═════ TASK INPUTS
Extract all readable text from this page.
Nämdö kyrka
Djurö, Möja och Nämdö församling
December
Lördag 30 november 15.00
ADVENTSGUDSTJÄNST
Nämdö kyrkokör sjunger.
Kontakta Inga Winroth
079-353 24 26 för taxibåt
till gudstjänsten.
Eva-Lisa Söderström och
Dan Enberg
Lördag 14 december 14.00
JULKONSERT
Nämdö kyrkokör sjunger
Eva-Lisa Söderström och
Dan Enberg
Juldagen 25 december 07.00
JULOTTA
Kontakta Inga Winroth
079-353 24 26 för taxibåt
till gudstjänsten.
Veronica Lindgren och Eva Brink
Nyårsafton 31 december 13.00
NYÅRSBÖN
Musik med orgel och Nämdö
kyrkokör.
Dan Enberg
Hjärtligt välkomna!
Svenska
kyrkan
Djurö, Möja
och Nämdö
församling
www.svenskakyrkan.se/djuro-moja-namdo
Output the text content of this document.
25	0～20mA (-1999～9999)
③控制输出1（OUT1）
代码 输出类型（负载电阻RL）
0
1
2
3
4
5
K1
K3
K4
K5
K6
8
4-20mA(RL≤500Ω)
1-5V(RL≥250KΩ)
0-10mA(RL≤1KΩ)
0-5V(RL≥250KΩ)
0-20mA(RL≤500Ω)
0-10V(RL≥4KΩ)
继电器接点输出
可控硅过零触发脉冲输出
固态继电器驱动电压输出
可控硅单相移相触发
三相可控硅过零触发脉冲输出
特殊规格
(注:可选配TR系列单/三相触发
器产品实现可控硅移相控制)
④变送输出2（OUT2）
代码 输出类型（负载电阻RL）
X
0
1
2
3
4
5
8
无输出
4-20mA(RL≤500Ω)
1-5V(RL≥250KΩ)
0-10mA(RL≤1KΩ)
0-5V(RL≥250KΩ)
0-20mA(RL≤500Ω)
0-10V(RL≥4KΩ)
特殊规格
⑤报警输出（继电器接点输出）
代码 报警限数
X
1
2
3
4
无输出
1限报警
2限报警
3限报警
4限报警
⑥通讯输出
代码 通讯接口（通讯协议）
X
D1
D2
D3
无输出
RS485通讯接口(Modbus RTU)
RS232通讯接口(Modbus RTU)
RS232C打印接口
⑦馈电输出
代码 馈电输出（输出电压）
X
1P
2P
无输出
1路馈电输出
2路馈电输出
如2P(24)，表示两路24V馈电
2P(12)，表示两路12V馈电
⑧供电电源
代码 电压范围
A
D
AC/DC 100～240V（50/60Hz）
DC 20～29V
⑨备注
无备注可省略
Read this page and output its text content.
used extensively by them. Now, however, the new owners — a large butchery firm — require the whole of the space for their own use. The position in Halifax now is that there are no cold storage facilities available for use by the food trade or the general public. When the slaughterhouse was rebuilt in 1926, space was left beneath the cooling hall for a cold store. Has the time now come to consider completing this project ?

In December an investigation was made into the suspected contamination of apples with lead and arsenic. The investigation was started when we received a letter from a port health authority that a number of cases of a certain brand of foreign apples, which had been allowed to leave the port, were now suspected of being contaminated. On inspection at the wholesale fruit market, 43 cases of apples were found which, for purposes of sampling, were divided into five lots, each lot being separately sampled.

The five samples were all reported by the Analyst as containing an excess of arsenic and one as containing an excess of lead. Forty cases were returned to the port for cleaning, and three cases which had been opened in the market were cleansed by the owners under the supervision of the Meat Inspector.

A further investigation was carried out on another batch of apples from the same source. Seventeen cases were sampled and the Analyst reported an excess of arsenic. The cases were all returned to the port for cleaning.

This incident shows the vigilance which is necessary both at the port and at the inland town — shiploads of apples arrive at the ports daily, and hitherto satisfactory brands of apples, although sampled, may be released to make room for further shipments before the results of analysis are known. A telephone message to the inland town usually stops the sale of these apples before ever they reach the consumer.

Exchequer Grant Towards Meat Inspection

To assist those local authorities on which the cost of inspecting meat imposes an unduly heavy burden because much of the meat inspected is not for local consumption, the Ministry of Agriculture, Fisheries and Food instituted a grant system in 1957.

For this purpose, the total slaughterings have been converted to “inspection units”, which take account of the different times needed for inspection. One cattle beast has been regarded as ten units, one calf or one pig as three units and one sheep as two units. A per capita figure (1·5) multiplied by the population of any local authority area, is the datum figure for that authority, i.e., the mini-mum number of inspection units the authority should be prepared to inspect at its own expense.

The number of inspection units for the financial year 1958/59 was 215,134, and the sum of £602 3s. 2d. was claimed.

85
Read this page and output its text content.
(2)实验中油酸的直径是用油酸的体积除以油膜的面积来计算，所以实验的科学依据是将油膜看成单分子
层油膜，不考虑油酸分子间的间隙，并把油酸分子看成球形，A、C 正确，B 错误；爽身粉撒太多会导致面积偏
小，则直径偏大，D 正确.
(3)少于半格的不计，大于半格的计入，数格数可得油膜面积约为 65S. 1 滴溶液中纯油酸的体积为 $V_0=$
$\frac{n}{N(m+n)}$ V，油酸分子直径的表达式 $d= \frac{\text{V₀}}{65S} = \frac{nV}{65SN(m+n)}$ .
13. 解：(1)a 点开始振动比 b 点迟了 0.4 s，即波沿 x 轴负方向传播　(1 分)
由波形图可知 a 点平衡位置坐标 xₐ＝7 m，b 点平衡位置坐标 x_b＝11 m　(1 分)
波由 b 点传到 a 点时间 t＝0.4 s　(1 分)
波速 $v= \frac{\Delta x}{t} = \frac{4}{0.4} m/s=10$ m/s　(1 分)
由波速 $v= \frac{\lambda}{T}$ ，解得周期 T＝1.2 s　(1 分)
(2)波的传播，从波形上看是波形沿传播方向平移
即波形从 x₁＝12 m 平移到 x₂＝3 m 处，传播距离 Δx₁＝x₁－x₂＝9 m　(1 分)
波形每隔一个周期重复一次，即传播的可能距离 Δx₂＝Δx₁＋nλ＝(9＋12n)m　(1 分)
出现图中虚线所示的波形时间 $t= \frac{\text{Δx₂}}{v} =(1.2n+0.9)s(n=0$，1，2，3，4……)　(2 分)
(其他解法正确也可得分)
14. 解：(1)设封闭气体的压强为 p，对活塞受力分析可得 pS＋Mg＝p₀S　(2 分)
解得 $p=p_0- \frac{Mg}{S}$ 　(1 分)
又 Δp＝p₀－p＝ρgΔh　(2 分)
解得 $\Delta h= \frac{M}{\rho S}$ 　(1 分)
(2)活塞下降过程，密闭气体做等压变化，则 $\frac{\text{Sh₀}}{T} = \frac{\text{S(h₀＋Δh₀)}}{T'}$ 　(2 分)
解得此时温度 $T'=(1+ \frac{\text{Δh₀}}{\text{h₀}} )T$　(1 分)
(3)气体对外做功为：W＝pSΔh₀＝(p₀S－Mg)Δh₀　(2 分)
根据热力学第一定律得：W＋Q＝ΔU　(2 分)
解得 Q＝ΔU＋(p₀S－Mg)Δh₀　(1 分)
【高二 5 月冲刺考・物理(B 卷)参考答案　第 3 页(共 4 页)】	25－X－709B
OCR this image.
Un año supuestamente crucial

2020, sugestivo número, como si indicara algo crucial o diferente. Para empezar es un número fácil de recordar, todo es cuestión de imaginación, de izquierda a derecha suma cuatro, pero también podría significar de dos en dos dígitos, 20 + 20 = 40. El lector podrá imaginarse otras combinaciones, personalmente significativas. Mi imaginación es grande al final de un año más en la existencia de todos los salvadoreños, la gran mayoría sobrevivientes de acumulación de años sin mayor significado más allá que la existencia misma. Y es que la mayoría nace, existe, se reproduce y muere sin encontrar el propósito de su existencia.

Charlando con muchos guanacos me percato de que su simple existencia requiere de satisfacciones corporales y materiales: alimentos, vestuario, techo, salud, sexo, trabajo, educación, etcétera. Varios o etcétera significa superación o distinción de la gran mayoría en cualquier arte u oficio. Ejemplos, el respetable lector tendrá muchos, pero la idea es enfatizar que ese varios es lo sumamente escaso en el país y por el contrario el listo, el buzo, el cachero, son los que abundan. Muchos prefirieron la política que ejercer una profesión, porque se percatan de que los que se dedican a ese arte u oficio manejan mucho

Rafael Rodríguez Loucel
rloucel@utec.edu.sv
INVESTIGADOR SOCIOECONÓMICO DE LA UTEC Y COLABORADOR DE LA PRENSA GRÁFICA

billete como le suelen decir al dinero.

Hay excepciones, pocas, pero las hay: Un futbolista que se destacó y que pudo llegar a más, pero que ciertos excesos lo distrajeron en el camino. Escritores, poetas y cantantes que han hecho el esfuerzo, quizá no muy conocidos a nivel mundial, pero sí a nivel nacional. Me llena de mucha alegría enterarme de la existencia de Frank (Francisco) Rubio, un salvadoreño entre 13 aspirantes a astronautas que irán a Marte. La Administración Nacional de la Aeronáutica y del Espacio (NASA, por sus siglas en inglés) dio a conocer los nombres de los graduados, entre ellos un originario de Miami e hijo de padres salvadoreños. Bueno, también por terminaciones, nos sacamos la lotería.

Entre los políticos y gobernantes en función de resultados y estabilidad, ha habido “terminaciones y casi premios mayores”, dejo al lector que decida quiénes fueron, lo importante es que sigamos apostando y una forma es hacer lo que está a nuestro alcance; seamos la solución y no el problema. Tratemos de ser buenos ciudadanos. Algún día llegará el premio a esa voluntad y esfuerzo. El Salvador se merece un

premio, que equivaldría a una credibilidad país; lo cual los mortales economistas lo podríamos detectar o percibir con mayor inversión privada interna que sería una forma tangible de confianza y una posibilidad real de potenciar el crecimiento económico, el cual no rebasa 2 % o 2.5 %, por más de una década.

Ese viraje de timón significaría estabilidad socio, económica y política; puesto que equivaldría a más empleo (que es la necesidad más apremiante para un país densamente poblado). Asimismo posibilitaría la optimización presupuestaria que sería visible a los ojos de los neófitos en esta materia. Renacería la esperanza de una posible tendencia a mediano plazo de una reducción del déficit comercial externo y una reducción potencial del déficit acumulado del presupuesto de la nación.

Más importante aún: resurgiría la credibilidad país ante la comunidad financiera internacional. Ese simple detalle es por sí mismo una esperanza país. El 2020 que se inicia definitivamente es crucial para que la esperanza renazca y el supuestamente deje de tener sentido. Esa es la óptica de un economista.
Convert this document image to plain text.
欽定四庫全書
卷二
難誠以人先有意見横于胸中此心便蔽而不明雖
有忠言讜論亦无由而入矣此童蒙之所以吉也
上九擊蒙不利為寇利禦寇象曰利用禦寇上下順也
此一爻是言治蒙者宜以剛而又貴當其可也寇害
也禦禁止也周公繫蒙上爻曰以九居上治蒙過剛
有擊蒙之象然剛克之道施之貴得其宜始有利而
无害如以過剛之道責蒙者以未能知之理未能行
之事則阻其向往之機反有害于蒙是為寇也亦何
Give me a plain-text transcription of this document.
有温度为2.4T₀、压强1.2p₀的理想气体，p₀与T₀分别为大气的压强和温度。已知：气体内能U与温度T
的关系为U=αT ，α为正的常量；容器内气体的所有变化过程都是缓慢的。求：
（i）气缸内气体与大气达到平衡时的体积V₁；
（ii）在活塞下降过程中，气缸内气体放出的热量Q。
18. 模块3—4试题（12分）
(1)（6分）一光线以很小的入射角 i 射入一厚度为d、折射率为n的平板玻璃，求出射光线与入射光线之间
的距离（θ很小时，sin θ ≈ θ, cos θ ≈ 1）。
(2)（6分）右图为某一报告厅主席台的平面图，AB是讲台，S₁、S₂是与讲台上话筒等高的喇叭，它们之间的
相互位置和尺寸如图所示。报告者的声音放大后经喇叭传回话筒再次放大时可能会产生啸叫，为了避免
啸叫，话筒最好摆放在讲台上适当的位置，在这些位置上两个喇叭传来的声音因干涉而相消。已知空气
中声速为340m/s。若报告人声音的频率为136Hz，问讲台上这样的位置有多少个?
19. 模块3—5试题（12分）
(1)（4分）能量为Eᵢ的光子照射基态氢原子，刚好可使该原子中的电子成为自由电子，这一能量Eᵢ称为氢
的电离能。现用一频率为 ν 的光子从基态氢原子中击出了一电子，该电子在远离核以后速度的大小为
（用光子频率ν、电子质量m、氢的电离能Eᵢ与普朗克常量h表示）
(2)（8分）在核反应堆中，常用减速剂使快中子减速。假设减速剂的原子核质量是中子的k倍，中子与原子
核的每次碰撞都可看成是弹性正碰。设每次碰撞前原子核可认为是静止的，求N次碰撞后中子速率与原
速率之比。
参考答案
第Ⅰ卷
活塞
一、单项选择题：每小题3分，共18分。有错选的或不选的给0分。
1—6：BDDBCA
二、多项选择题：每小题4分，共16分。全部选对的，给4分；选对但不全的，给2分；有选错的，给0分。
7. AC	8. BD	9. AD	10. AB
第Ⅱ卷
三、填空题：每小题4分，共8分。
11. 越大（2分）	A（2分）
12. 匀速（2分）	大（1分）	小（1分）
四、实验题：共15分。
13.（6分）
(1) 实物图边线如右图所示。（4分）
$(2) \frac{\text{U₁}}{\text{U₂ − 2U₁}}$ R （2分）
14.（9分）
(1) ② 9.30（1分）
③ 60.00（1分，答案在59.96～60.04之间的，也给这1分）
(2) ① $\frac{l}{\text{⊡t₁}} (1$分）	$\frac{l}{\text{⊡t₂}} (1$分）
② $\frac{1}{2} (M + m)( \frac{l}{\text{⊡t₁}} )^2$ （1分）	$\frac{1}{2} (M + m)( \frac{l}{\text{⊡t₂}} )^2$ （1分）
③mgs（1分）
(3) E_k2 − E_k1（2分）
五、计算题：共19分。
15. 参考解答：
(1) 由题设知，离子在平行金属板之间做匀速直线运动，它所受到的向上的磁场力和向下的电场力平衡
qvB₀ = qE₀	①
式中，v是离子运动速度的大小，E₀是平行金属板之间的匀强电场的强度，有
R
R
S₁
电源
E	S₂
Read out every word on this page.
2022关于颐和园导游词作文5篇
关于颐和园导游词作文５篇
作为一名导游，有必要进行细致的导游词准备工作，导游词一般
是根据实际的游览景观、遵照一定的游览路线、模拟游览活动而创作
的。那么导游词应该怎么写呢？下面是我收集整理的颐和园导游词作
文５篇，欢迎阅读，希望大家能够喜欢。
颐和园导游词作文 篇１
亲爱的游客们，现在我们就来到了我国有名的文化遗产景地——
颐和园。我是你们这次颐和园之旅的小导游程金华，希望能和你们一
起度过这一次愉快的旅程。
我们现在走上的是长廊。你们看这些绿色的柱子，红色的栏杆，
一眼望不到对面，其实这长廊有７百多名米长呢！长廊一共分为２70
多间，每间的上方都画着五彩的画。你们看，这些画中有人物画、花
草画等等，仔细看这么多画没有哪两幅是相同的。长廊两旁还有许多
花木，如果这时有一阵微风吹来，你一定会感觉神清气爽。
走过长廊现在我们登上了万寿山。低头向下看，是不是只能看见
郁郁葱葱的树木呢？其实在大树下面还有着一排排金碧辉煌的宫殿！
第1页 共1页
══════════
> _REQUIRED WORK_
Tally how many lines of the material contain the word "kyrkokör". The answer must be the number and nothing else.

> _CORRECT RESPONSE_
3